Reproduce the listing below word for word, starting at the line that contains "rating-row: 375 Reviews [52, 196, 457, 232]" and continuing through the last line of the listing.
──────────
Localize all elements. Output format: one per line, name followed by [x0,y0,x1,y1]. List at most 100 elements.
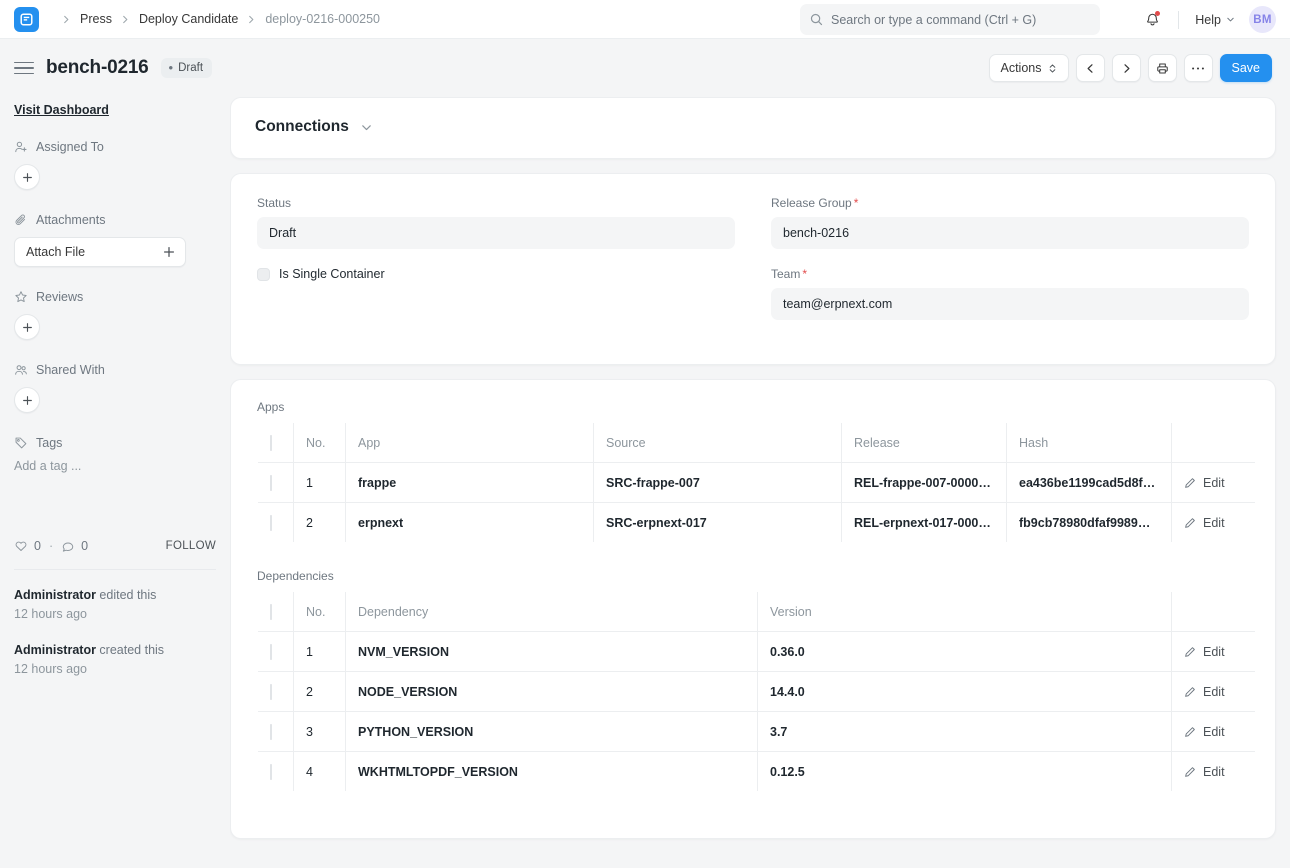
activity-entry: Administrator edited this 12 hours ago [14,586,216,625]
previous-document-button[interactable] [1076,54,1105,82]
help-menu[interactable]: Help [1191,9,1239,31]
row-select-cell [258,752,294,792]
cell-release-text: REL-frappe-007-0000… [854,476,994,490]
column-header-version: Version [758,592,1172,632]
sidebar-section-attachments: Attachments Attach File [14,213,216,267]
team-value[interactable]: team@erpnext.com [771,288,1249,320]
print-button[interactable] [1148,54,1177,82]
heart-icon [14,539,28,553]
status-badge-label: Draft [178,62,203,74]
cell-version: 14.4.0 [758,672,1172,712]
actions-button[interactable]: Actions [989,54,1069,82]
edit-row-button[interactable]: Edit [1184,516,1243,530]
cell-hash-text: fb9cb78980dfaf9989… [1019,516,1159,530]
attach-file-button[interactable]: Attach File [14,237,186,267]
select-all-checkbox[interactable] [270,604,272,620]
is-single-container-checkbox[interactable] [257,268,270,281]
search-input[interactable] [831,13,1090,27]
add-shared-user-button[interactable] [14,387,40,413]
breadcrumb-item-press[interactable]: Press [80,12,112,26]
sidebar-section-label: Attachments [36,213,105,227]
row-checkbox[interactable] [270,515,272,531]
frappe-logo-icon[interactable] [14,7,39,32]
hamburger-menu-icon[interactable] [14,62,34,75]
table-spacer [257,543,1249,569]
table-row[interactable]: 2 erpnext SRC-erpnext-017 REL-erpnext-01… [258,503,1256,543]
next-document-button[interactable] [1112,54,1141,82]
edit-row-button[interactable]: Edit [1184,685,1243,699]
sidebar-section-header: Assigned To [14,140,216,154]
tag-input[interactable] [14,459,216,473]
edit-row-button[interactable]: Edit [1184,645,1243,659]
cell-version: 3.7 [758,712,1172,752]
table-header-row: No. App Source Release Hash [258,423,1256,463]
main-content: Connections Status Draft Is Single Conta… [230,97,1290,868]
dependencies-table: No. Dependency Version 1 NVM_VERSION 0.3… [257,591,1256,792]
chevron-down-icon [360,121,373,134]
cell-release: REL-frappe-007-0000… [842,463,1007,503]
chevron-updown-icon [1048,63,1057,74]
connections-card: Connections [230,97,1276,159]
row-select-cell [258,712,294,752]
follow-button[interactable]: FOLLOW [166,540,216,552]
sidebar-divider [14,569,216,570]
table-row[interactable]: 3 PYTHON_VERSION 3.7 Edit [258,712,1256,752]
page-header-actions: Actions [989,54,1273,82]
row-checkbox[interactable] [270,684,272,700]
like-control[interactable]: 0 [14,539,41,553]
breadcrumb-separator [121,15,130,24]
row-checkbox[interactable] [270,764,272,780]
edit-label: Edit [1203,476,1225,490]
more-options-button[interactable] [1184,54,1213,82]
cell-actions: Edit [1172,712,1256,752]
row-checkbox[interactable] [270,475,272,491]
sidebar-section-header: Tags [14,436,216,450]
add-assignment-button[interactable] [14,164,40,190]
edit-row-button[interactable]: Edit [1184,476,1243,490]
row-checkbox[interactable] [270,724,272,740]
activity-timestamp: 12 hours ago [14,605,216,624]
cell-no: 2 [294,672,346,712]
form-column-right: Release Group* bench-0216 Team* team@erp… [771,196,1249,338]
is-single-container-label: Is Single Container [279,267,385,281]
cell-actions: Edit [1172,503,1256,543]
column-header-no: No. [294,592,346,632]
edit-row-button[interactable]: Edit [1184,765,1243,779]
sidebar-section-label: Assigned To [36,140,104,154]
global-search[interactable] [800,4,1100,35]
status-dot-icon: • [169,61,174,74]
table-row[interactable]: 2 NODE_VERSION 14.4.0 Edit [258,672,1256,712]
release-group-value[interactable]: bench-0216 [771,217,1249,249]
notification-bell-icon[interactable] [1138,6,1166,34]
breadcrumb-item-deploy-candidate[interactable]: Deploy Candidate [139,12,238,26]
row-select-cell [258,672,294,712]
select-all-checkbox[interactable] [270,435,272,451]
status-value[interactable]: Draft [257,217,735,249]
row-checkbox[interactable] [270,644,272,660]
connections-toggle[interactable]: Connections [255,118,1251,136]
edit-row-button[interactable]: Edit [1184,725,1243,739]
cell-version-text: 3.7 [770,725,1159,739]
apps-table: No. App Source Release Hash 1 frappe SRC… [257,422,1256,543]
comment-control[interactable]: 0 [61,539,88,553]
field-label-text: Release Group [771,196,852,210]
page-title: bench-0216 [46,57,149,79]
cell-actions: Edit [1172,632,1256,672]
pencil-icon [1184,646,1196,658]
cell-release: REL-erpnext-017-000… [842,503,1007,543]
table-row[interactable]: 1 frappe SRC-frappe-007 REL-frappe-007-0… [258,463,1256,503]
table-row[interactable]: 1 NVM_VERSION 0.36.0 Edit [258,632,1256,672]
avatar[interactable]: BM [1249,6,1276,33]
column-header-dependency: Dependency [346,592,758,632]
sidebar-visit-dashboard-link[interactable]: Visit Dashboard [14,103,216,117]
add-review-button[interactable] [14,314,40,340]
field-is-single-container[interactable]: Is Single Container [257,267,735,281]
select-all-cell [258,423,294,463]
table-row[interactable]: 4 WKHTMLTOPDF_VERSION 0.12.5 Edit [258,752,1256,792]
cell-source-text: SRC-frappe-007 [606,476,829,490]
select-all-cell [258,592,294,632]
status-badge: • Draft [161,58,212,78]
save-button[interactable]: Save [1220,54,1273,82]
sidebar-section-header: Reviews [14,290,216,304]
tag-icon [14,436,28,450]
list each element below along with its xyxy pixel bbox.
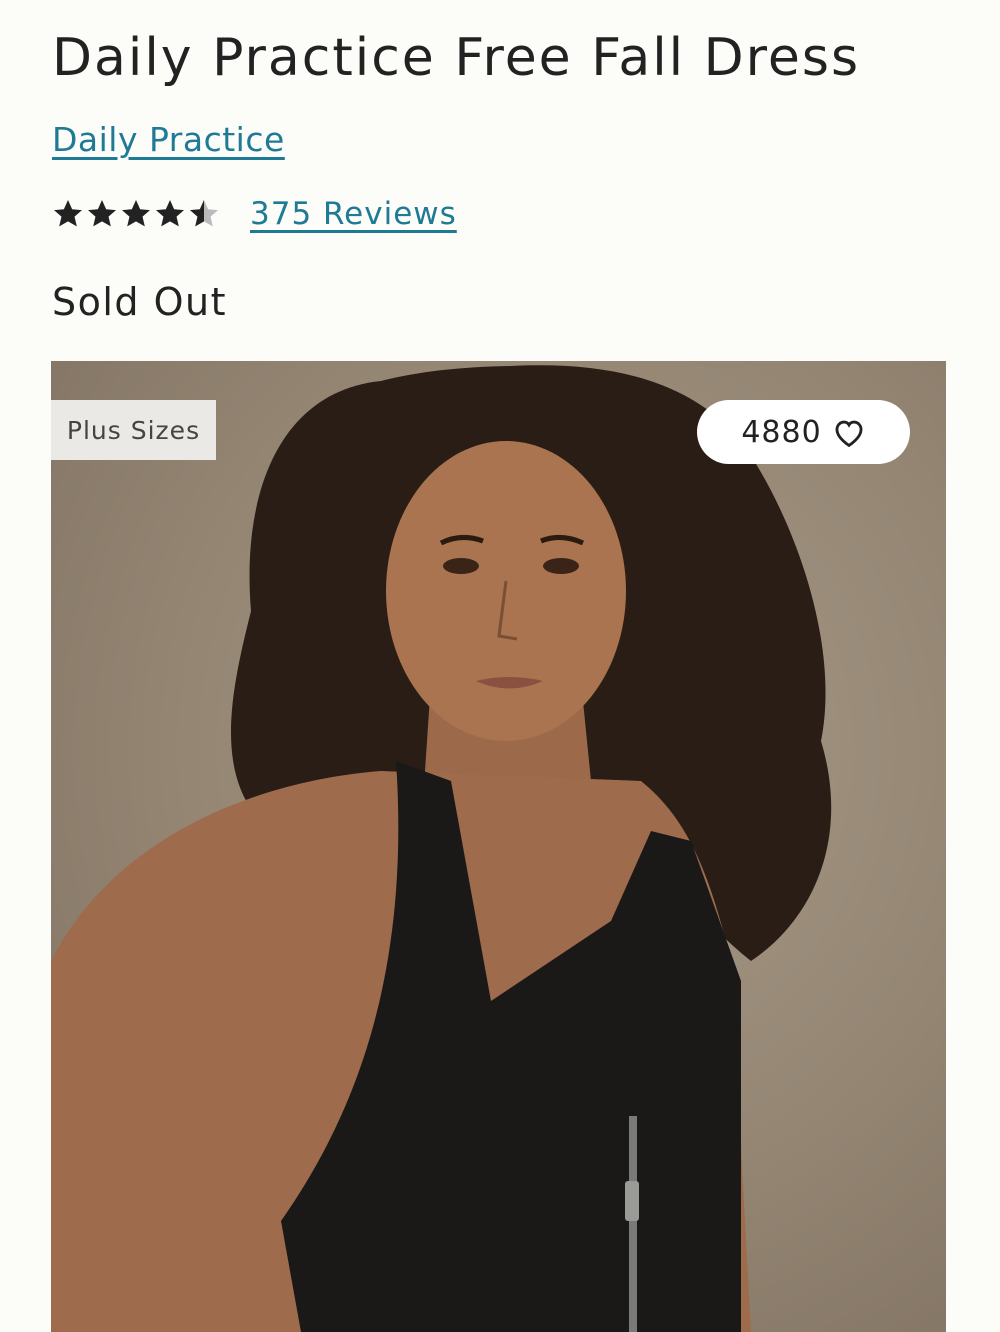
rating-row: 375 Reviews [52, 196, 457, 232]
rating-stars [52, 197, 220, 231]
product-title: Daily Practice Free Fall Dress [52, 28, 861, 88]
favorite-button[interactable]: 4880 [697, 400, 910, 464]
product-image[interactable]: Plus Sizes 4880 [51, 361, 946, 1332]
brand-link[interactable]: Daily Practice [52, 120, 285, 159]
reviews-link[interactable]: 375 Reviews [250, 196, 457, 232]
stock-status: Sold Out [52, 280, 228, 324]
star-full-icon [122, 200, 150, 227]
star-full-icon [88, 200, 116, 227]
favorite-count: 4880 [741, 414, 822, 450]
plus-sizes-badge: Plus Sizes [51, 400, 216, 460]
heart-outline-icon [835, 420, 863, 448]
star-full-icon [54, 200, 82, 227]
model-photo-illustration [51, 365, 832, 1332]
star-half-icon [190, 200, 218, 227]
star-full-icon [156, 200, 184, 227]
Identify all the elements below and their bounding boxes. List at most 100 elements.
──────────
### Exercise answer:
rating-row: 375 Reviews [52, 196, 457, 232]
rating-stars [52, 197, 220, 231]
product-title: Daily Practice Free Fall Dress [52, 28, 861, 88]
favorite-button[interactable]: 4880 [697, 400, 910, 464]
product-image[interactable]: Plus Sizes 4880 [51, 361, 946, 1332]
brand-link[interactable]: Daily Practice [52, 120, 285, 159]
reviews-link[interactable]: 375 Reviews [250, 196, 457, 232]
stock-status: Sold Out [52, 280, 228, 324]
star-full-icon [122, 200, 150, 227]
star-full-icon [88, 200, 116, 227]
favorite-count: 4880 [741, 414, 822, 450]
plus-sizes-badge: Plus Sizes [51, 400, 216, 460]
heart-outline-icon [835, 420, 863, 448]
star-full-icon [54, 200, 82, 227]
model-photo-illustration [51, 365, 832, 1332]
star-half-icon [190, 200, 218, 227]
star-full-icon [156, 200, 184, 227]
Identify all the elements below and their bounding boxes. List at most 100 elements.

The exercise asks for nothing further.